Task goal: In the records below, find the line containing "Convert this document image to plain text." and repeat it and every line after it exactly, without pictures.

Saved data entries:
[START]
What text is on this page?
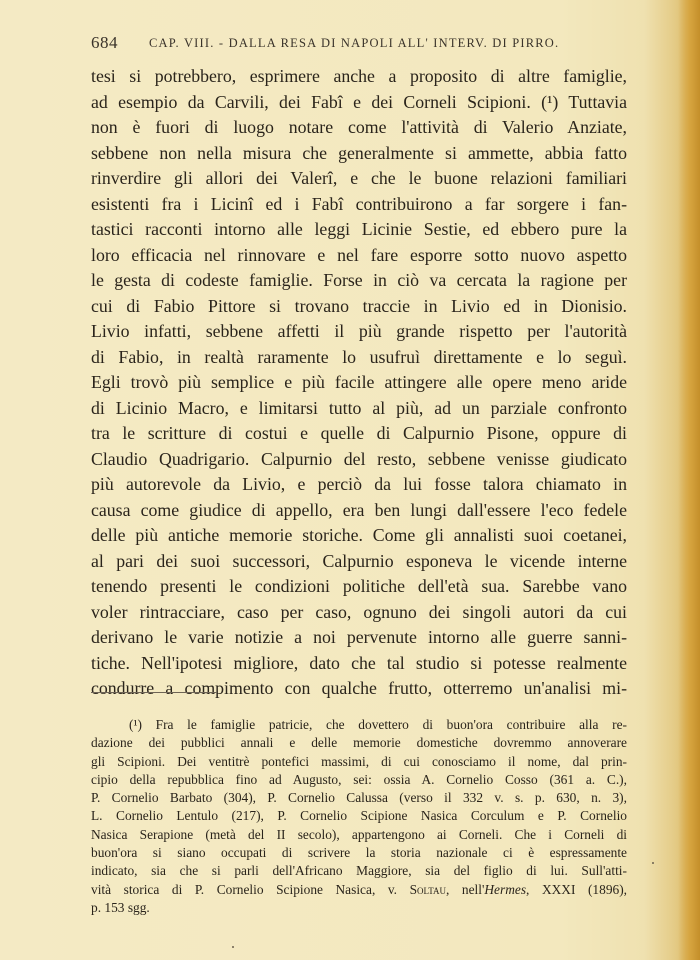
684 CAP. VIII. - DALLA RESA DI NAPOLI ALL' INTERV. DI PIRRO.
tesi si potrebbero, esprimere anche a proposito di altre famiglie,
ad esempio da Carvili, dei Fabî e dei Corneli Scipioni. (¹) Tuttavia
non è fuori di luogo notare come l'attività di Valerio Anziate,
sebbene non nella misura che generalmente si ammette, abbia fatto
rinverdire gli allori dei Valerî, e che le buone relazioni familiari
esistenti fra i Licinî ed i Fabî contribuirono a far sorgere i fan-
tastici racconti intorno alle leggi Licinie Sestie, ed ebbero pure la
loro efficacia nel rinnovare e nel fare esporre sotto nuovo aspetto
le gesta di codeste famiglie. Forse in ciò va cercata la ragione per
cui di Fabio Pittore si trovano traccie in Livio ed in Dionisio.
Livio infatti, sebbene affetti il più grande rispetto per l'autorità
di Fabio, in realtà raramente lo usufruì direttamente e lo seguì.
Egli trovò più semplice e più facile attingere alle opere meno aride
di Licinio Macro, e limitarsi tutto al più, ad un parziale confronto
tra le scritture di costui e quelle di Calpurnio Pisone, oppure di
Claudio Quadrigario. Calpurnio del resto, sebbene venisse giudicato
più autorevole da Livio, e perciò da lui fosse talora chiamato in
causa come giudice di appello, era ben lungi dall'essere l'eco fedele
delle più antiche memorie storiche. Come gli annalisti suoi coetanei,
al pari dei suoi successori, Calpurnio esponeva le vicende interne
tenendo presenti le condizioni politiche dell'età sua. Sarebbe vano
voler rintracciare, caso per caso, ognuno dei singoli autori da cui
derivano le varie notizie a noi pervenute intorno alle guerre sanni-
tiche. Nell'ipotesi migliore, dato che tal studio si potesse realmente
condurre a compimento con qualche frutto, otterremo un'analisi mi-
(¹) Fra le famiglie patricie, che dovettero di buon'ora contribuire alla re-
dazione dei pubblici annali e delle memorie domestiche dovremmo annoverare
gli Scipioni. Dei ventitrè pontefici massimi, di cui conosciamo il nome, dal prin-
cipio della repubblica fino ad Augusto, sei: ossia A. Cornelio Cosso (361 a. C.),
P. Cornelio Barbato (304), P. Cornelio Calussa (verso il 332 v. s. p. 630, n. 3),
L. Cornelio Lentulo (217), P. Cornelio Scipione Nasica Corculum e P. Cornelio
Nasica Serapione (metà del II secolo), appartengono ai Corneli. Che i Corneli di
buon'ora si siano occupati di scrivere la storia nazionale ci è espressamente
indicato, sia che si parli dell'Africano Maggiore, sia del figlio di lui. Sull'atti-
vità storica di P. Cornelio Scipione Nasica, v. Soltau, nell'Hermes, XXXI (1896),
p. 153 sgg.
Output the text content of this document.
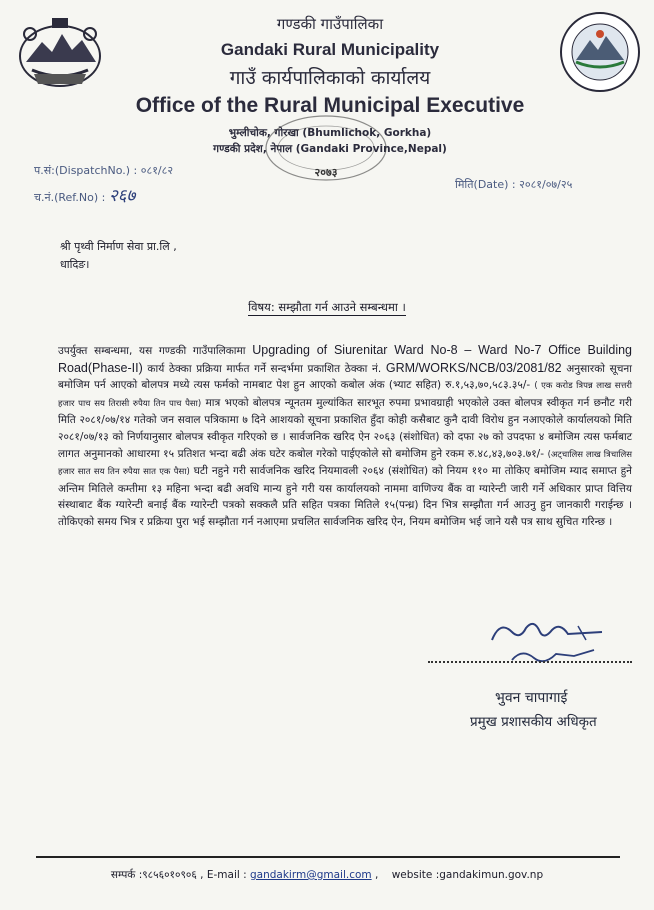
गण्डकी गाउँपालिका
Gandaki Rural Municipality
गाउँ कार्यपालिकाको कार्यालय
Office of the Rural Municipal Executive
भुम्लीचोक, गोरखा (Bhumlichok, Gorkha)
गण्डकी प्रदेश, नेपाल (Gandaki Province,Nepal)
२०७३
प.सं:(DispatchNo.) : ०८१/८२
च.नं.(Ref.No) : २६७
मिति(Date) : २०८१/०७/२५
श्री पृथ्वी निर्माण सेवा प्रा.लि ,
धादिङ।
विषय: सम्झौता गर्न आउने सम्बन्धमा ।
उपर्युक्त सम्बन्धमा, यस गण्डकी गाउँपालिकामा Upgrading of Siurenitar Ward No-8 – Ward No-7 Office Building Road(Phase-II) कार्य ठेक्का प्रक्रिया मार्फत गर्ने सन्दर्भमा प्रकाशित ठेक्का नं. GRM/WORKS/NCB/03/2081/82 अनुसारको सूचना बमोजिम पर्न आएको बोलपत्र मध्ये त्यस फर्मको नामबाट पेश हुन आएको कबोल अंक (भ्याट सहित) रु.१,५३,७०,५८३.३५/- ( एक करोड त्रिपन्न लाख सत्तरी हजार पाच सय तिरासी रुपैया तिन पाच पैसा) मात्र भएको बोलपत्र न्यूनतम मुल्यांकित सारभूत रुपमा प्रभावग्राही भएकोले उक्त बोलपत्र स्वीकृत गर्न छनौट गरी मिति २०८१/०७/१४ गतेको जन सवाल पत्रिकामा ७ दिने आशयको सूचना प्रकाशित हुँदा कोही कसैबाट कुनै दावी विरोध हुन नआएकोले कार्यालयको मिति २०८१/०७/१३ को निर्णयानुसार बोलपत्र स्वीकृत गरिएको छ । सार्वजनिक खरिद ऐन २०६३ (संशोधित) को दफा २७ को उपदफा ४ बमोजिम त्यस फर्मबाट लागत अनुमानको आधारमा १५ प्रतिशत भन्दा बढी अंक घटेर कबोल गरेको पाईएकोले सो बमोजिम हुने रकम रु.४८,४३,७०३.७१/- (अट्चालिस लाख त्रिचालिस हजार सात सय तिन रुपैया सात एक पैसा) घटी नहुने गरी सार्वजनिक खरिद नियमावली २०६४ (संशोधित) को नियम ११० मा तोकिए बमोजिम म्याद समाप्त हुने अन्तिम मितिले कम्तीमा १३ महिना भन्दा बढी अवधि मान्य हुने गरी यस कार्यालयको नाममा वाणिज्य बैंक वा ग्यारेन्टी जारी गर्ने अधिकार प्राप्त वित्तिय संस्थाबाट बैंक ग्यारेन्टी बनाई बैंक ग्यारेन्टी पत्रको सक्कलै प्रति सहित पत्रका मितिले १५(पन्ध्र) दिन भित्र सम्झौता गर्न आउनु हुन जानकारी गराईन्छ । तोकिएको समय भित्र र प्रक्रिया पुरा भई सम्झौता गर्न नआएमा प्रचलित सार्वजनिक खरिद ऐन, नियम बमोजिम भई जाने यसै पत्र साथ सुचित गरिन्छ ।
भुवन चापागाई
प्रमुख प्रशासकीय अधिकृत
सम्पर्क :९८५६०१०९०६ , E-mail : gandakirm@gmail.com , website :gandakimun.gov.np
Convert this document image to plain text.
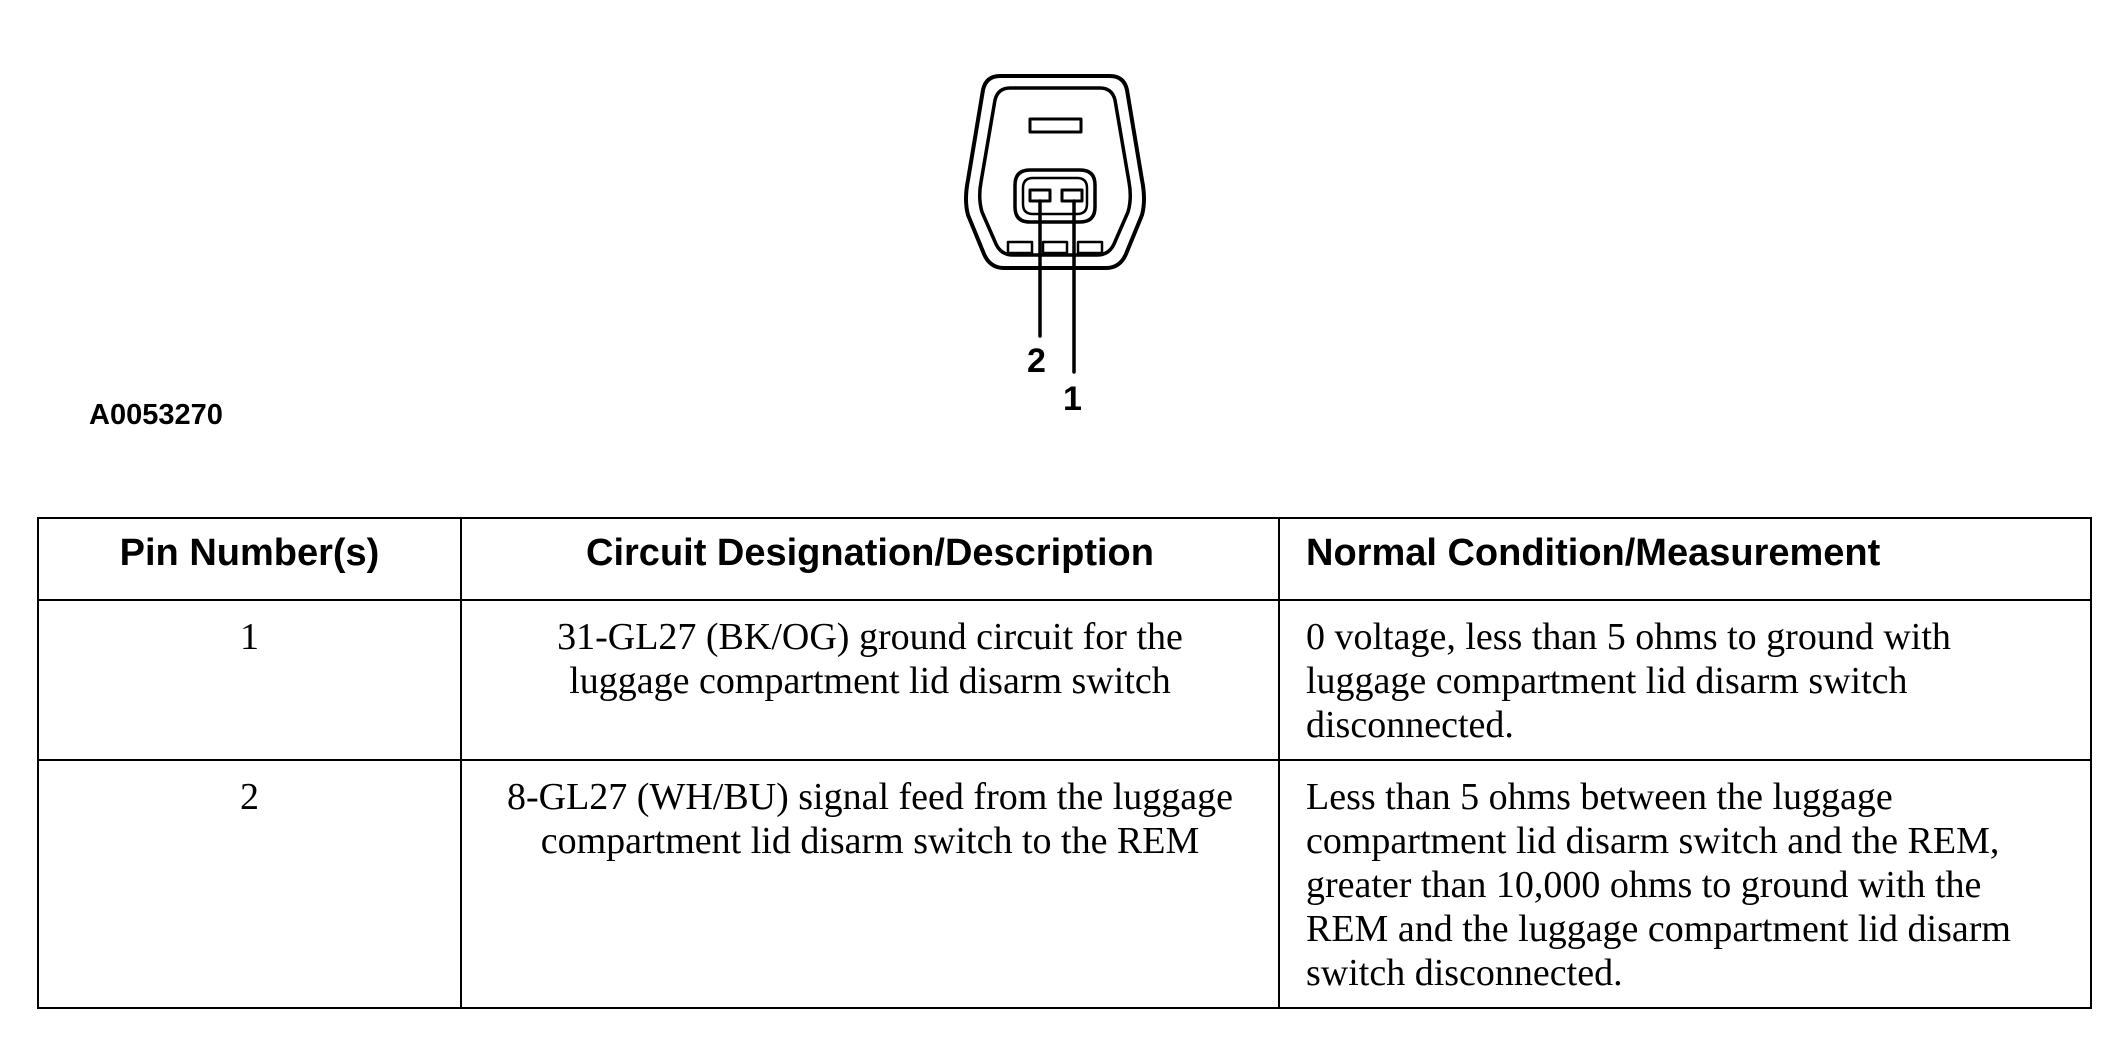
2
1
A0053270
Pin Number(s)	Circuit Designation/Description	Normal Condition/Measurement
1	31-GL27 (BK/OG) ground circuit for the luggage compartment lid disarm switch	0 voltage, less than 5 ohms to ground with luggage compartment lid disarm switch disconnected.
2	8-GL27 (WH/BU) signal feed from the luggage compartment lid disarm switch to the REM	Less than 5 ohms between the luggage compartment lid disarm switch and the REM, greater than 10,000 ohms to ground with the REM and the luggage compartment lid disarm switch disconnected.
[END]
Complete response:
Convert this document image to plain text.
2
1
A0053270
Pin Number(s)	Circuit Designation/Description	Normal Condition/Measurement
1	31-GL27 (BK/OG) ground circuit for the luggage compartment lid disarm switch	0 voltage, less than 5 ohms to ground with luggage compartment lid disarm switch disconnected.
2	8-GL27 (WH/BU) signal feed from the luggage compartment lid disarm switch to the REM	Less than 5 ohms between the luggage compartment lid disarm switch and the REM, greater than 10,000 ohms to ground with the REM and the luggage compartment lid disarm switch disconnected.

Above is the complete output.